- _What is being asked_: Filter the listing below, copying every line in which the word "icon" appears.

- _Data provided_:
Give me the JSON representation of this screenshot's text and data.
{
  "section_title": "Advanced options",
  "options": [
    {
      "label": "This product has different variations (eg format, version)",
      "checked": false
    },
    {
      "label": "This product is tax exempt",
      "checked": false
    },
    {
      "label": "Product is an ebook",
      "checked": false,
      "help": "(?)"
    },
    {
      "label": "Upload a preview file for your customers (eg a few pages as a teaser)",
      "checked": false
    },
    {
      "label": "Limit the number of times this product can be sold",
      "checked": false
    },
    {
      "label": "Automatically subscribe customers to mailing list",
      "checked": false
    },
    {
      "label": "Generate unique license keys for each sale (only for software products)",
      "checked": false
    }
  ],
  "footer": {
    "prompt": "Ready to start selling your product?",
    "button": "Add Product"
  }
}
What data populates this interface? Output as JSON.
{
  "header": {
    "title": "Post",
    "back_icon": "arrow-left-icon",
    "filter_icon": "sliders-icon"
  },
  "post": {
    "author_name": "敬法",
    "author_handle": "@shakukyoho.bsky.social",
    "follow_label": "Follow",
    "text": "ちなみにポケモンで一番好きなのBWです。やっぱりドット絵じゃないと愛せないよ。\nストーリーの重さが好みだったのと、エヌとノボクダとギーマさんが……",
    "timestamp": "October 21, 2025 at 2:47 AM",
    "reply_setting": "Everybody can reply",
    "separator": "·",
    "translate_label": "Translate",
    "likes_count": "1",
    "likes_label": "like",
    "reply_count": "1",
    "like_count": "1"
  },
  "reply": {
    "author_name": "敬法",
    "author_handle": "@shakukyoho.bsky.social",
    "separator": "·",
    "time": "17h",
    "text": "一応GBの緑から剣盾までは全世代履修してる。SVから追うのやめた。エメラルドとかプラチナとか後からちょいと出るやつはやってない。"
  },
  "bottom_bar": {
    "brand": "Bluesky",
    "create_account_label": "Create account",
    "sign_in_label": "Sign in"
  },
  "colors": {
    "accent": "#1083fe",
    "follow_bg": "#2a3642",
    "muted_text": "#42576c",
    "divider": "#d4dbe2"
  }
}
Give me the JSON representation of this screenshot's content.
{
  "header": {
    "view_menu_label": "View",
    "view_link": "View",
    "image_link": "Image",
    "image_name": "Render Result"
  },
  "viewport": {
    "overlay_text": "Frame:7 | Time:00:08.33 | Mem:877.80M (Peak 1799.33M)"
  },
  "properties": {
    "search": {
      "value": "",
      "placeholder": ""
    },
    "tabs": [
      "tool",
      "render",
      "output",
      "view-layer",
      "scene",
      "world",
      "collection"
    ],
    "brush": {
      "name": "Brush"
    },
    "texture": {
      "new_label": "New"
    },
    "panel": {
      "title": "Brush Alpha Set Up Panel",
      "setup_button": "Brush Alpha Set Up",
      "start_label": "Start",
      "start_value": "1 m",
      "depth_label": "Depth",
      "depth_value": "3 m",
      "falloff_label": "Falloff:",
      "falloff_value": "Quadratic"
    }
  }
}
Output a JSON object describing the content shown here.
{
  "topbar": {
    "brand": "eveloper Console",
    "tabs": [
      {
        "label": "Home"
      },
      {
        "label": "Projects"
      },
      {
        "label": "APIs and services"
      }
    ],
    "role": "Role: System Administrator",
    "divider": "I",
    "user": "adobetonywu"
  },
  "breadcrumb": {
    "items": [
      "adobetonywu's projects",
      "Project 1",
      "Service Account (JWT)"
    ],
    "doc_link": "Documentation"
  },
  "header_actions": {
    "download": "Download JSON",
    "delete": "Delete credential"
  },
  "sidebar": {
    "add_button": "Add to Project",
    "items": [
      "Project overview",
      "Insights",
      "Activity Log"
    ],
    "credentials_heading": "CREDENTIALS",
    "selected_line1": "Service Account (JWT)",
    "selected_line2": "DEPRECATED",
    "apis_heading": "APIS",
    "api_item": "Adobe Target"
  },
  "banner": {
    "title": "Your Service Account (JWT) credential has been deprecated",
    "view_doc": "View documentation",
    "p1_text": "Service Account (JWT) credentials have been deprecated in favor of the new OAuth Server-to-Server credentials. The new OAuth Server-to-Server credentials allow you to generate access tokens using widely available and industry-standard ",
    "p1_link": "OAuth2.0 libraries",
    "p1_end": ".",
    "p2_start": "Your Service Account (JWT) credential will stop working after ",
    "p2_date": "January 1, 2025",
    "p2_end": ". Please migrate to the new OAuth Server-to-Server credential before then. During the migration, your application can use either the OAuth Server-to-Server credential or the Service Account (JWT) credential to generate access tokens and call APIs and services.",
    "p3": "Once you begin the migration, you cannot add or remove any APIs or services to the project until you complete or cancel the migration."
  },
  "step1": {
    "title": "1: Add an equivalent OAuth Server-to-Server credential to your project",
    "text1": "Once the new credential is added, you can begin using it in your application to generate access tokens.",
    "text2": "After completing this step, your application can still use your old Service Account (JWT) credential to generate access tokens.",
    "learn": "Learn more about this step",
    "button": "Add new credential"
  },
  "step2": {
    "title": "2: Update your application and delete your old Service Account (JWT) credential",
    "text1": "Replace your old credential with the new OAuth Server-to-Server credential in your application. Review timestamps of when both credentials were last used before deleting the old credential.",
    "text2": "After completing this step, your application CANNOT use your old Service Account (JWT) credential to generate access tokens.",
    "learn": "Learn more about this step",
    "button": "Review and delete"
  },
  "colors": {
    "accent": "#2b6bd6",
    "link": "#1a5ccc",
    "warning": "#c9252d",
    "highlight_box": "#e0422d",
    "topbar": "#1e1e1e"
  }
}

- _Answer in full_:
    "back_icon": "arrow-left-icon",
    "filter_icon": "sliders-icon"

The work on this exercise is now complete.